## Aim of the task
Where does the string "гена" appear in the records? Copy every line that contains it.

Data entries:
-*-*-

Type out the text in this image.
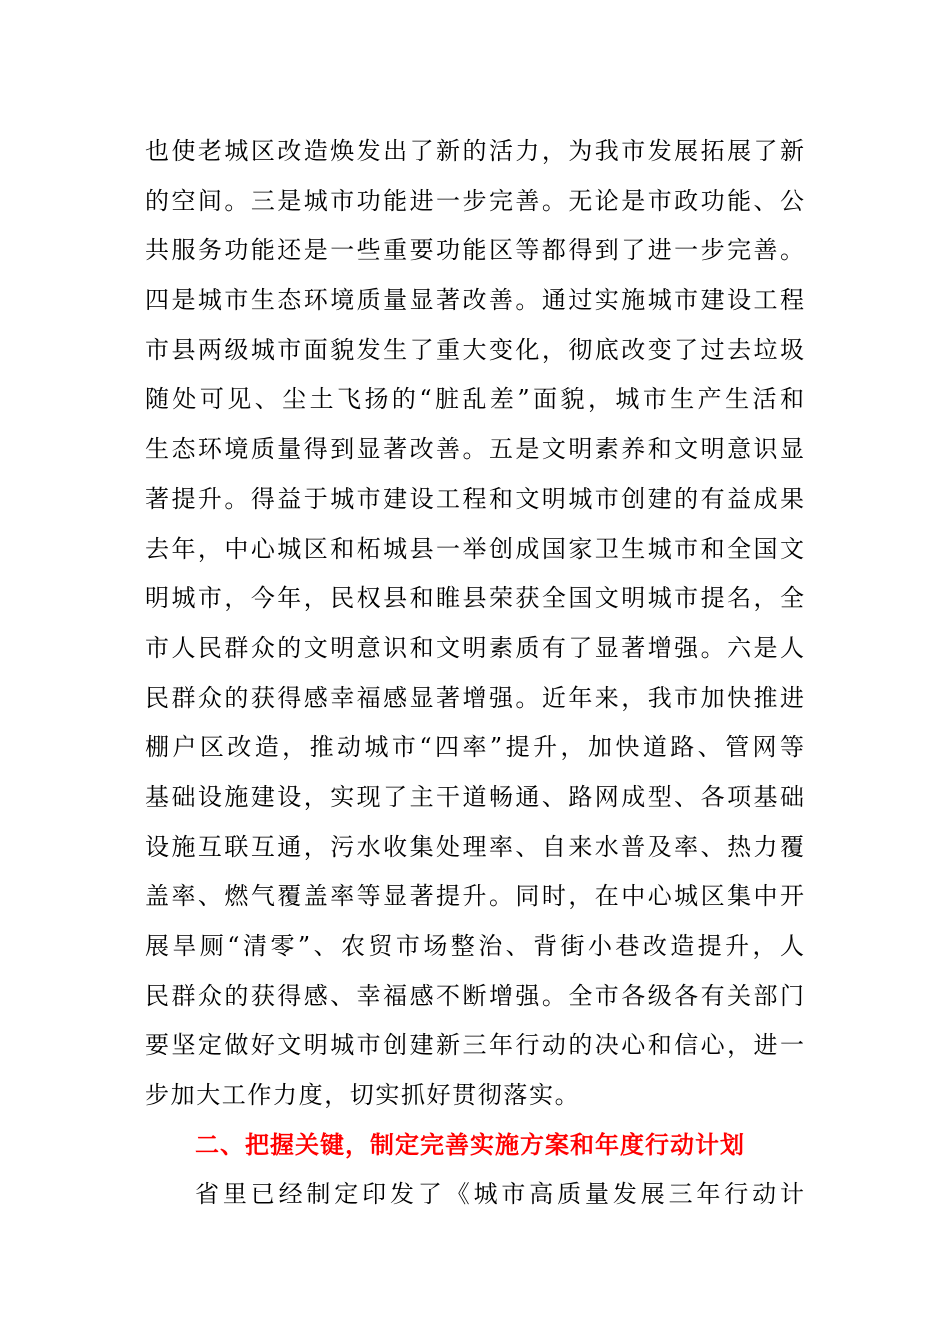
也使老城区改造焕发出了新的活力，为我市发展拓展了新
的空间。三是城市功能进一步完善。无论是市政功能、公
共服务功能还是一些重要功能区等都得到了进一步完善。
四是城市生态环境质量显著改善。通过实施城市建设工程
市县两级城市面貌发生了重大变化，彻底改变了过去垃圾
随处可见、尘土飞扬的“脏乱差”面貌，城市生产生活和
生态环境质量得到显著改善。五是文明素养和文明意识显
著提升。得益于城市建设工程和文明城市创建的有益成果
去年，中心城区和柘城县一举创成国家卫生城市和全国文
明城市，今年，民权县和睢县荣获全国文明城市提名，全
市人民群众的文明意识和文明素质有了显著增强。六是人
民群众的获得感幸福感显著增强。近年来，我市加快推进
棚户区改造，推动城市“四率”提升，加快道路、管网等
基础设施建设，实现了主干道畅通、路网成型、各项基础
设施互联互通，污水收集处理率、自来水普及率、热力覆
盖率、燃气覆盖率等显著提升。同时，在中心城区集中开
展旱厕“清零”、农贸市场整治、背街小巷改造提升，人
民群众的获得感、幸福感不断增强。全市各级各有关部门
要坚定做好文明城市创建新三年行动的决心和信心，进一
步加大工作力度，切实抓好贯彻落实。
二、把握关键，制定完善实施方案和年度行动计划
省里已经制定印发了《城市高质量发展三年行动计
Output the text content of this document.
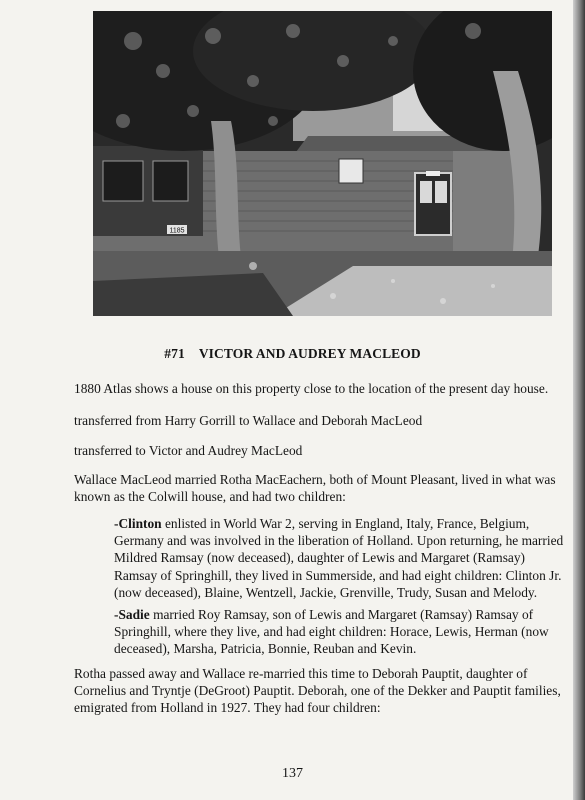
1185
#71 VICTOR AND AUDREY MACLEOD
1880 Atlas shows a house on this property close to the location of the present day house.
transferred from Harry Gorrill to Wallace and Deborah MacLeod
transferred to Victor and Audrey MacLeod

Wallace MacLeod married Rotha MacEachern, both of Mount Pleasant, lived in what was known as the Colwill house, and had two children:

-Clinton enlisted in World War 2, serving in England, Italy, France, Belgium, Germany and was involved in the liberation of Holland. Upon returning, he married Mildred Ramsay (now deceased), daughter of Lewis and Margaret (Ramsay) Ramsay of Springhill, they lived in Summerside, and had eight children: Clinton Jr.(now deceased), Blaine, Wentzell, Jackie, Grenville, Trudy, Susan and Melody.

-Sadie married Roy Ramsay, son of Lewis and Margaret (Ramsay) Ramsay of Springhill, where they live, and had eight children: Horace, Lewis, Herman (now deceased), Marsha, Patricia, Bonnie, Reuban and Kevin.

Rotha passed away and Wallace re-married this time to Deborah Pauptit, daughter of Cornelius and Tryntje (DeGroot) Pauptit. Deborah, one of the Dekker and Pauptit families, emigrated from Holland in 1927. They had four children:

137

-*-*-

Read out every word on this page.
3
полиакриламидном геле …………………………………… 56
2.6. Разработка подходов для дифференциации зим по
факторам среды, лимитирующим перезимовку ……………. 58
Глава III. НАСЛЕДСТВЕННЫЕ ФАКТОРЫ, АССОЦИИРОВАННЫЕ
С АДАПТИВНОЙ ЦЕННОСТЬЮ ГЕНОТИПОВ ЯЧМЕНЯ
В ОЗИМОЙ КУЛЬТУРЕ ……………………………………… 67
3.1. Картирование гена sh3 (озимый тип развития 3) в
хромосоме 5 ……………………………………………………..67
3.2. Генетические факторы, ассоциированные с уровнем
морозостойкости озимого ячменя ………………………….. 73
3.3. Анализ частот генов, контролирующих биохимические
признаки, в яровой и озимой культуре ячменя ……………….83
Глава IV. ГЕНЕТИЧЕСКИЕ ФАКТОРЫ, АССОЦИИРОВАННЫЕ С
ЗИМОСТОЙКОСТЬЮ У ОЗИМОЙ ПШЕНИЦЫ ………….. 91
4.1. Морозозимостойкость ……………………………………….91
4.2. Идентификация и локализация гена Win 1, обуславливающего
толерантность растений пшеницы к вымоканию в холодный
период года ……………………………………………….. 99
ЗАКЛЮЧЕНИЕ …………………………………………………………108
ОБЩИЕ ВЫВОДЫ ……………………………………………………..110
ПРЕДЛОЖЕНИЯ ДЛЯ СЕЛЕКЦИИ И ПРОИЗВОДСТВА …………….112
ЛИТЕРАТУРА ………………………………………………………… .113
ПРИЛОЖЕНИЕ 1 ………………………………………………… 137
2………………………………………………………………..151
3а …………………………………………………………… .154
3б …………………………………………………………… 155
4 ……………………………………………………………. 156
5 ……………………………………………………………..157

-*-*-

## Expected answer
3.1. Картирование гена sh3 (озимый тип развития 3) в
4.2. Идентификация и локализация гена Win 1, обуславливающего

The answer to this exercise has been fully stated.